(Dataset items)
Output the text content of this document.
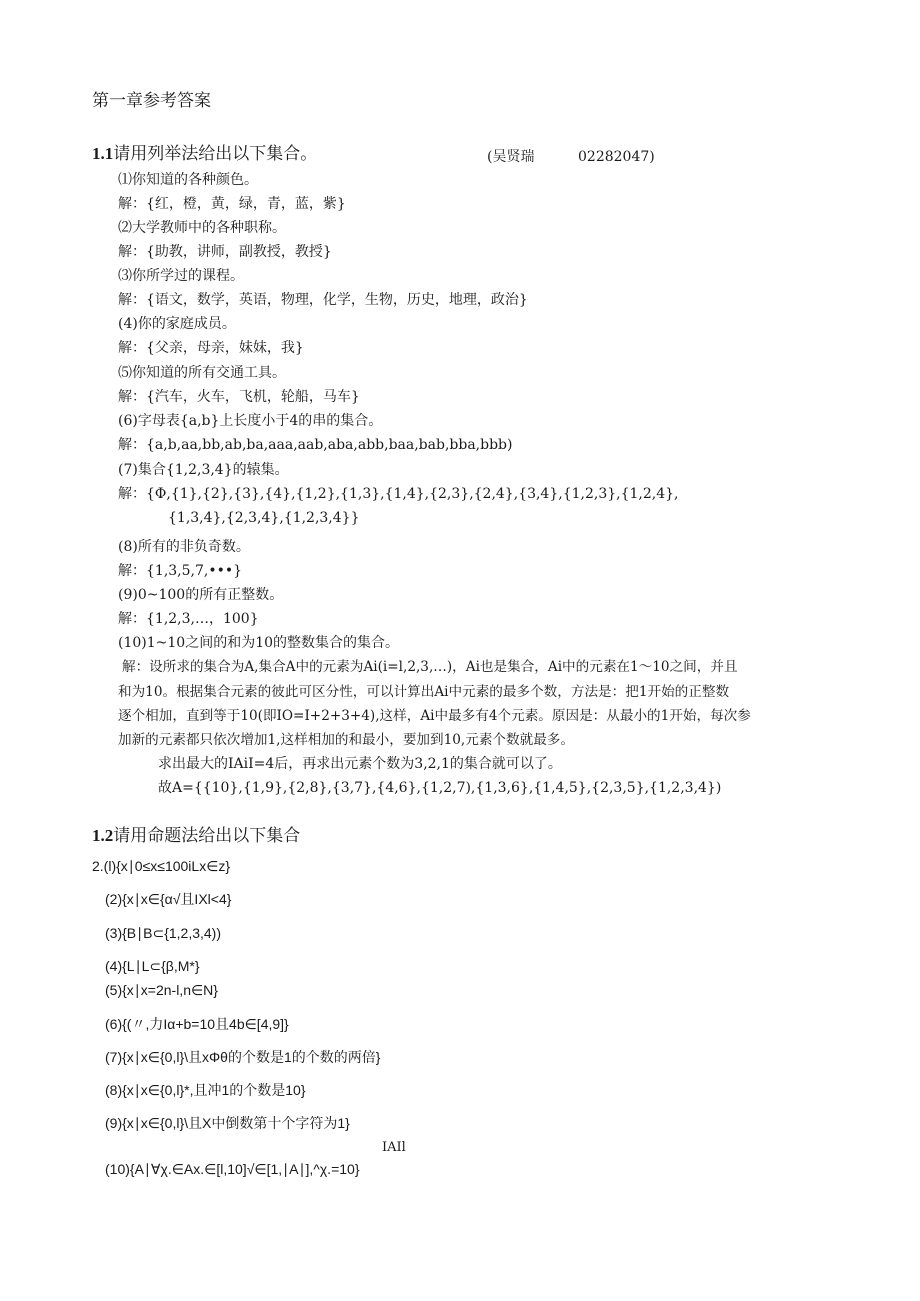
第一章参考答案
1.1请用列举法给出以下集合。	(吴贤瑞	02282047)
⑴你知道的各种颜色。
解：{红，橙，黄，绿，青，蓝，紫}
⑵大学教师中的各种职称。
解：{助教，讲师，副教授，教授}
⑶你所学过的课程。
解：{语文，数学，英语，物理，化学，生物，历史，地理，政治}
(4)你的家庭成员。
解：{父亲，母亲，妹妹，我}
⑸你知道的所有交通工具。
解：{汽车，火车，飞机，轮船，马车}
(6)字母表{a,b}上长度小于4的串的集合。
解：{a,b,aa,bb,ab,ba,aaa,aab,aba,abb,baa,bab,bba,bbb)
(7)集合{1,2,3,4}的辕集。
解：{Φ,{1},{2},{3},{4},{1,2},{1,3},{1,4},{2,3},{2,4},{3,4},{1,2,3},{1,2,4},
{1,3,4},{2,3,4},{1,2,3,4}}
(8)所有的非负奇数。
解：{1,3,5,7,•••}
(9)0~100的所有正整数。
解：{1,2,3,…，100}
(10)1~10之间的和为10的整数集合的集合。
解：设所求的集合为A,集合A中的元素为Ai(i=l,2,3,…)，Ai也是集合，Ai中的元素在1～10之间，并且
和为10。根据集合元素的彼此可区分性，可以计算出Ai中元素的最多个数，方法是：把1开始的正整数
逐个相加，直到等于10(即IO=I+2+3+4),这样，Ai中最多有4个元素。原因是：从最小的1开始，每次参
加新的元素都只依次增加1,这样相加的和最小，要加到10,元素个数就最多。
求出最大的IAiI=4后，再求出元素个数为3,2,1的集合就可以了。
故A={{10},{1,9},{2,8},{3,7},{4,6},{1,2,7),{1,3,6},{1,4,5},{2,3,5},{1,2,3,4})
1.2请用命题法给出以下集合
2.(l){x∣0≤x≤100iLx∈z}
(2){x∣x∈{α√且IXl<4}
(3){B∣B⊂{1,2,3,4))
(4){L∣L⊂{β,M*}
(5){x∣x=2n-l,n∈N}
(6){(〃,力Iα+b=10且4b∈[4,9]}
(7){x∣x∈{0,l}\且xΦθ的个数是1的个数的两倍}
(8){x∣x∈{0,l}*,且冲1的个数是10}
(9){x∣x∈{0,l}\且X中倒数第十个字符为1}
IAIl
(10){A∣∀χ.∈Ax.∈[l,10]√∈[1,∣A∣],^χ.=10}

## Aim of the exercise
Restate each entry word for word, leaving out any pictures.

## The solution
Output the text content of this document.
第一章参考答案
1.1请用列举法给出以下集合。	(吴贤瑞	02282047)
⑴你知道的各种颜色。
解：{红，橙，黄，绿，青，蓝，紫}
⑵大学教师中的各种职称。
解：{助教，讲师，副教授，教授}
⑶你所学过的课程。
解：{语文，数学，英语，物理，化学，生物，历史，地理，政治}
(4)你的家庭成员。
解：{父亲，母亲，妹妹，我}
⑸你知道的所有交通工具。
解：{汽车，火车，飞机，轮船，马车}
(6)字母表{a,b}上长度小于4的串的集合。
解：{a,b,aa,bb,ab,ba,aaa,aab,aba,abb,baa,bab,bba,bbb)
(7)集合{1,2,3,4}的辕集。
解：{Φ,{1},{2},{3},{4},{1,2},{1,3},{1,4},{2,3},{2,4},{3,4},{1,2,3},{1,2,4},
{1,3,4},{2,3,4},{1,2,3,4}}
(8)所有的非负奇数。
解：{1,3,5,7,•••}
(9)0~100的所有正整数。
解：{1,2,3,…，100}
(10)1~10之间的和为10的整数集合的集合。
解：设所求的集合为A,集合A中的元素为Ai(i=l,2,3,…)，Ai也是集合，Ai中的元素在1～10之间，并且
和为10。根据集合元素的彼此可区分性，可以计算出Ai中元素的最多个数，方法是：把1开始的正整数
逐个相加，直到等于10(即IO=I+2+3+4),这样，Ai中最多有4个元素。原因是：从最小的1开始，每次参
加新的元素都只依次增加1,这样相加的和最小，要加到10,元素个数就最多。
求出最大的IAiI=4后，再求出元素个数为3,2,1的集合就可以了。
故A={{10},{1,9},{2,8},{3,7},{4,6},{1,2,7),{1,3,6},{1,4,5},{2,3,5},{1,2,3,4})
1.2请用命题法给出以下集合
2.(l){x∣0≤x≤100iLx∈z}
(2){x∣x∈{α√且IXl<4}
(3){B∣B⊂{1,2,3,4))
(4){L∣L⊂{β,M*}
(5){x∣x=2n-l,n∈N}
(6){(〃,力Iα+b=10且4b∈[4,9]}
(7){x∣x∈{0,l}\且xΦθ的个数是1的个数的两倍}
(8){x∣x∈{0,l}*,且冲1的个数是10}
(9){x∣x∈{0,l}\且X中倒数第十个字符为1}
IAIl
(10){A∣∀χ.∈Ax.∈[l,10]√∈[1,∣A∣],^χ.=10}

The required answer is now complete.